Gather every line below where "aveva" appears.

Start Supplied material

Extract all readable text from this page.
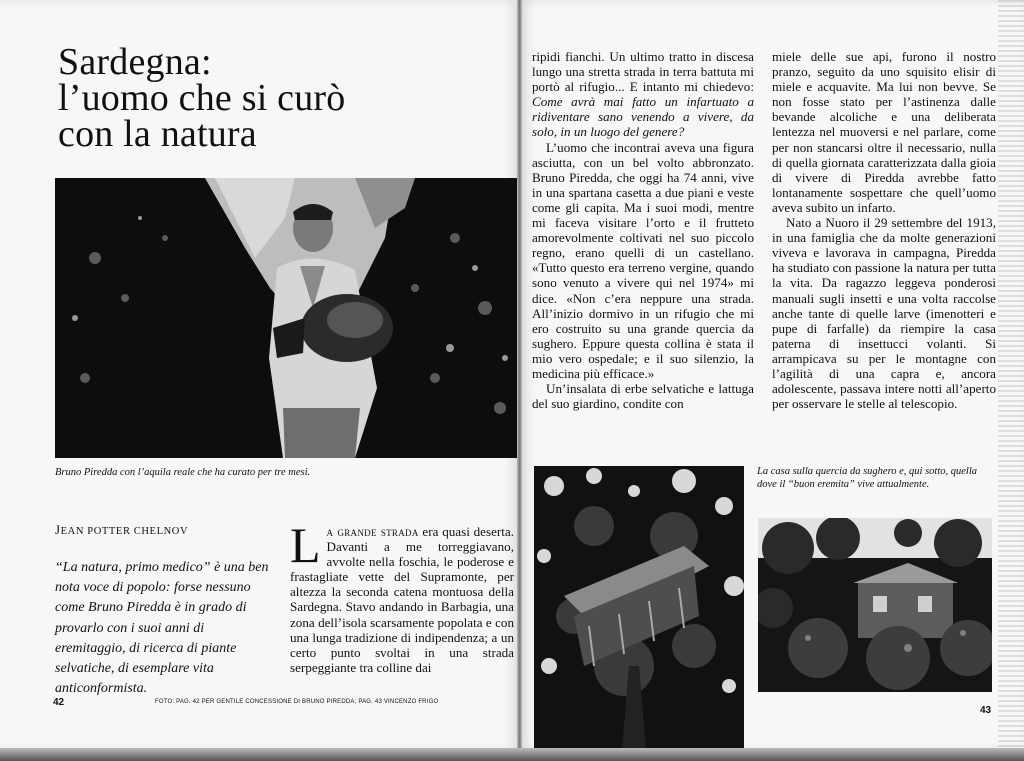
Sardegna:
l’uomo che si curò
con la natura
Bruno Piredda con l’aquila reale che ha curato per tre mesi.
JEAN POTTER CHELNOV
“La natura, primo medico” è una ben nota voce di popolo: forse nessuno come Bruno Piredda è in grado di provarlo con i suoi anni di eremitaggio, di ricerca di piante selvatiche, di esemplare vita anticonformista.

La grande strada era quasi deserta. Davanti a me torreggiavano, avvolte nella foschia, le poderose e frastagliate vette del Supramonte, per altezza la seconda catena montuosa della Sardegna. Stavo andando in Barbagia, una zona dell’isola scarsamente popolata e con una lunga tradizione di indipendenza; a un certo punto svoltai in una strada serpeggiante tra colline dai

42	FOTO: PAG. 42 PER GENTILE CONCESSIONE DI BRUNO PIREDDA; PAG. 43 VINCENZO FRIGO

ripidi fianchi. Un ultimo tratto in discesa lungo una stretta strada in terra battuta mi portò al rifugio... E intanto mi chiedevo: Come avrà mai fatto un infartuato a ridiventare sano venendo a vivere, da solo, in un luogo del genere?

L’uomo che incontrai aveva una figura asciutta, con un bel volto abbronzato. Bruno Piredda, che oggi ha 74 anni, vive in una spartana casetta a due piani e veste come gli capita. Ma i suoi modi, mentre mi faceva visitare l’orto e il frutteto amorevolmente coltivati nel suo piccolo regno, erano quelli di un castellano. «Tutto questo era terreno vergine, quando sono venuto a vivere qui nel 1974» mi dice. «Non c’era neppure una strada. All’inizio dormivo in un rifugio che mi ero costruito su una grande quercia da sughero. Eppure questa collina è stata il mio vero ospedale; e il suo silenzio, la medicina più efficace.»

Un’insalata di erbe selvatiche e lattuga del suo giardino, condite con

miele delle sue api, furono il nostro pranzo, seguito da uno squisito elisir di miele e acquavite. Ma lui non bevve. Se non fosse stato per l’astinenza dalle bevande alcoliche e una deliberata lentezza nel muoversi e nel parlare, come per non stancarsi oltre il necessario, nulla di quella giornata caratterizzata dalla gioia di vivere di Piredda avrebbe fatto lontanamente sospettare che quell’uomo aveva subito un infarto.

Nato a Nuoro il 29 settembre del 1913, in una famiglia che da molte generazioni viveva e lavorava in campagna, Piredda ha studiato con passione la natura per tutta la vita. Da ragazzo leggeva ponderosi manuali sugli insetti e una volta raccolse anche tante di quelle larve (imenotteri e pupe di farfalle) da riempire la casa paterna di insettucci volanti. Si arrampicava su per le montagne con l’agilità di una capra e, ancora adolescente, passava intere notti all’aperto per osservare le stelle al telescopio.

La casa sulla quercia da sughero e, qui sotto, quella dove il “buon eremita” vive attualmente.
43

End Supplied material

Solved exercise:
L’uomo che incontrai aveva una figura asciutta, con un bel volto abbronzato. Bruno Piredda, che oggi ha 74 anni, vive in una spartana casetta a due piani e veste come gli capita. Ma i suoi modi, mentre mi faceva visitare l’orto e il frutteto amorevolmente coltivati nel suo piccolo regno, erano quelli di un castellano. «Tutto questo era terreno vergine, quando sono venuto a vivere qui nel 1974» mi dice. «Non c’era neppure una strada. All’inizio dormivo in un rifugio che mi ero costruito su una grande quercia da sughero. Eppure questa collina è stata il mio vero ospedale; e il suo silenzio, la medicina più efficace.»
miele delle sue api, furono il nostro pranzo, seguito da uno squisito elisir di miele e acquavite. Ma lui non bevve. Se non fosse stato per l’astinenza dalle bevande alcoliche e una deliberata lentezza nel muoversi e nel parlare, come per non stancarsi oltre il necessario, nulla di quella giornata caratterizzata dalla gioia di vivere di Piredda avrebbe fatto lontanamente sospettare che quell’uomo aveva subito un infarto.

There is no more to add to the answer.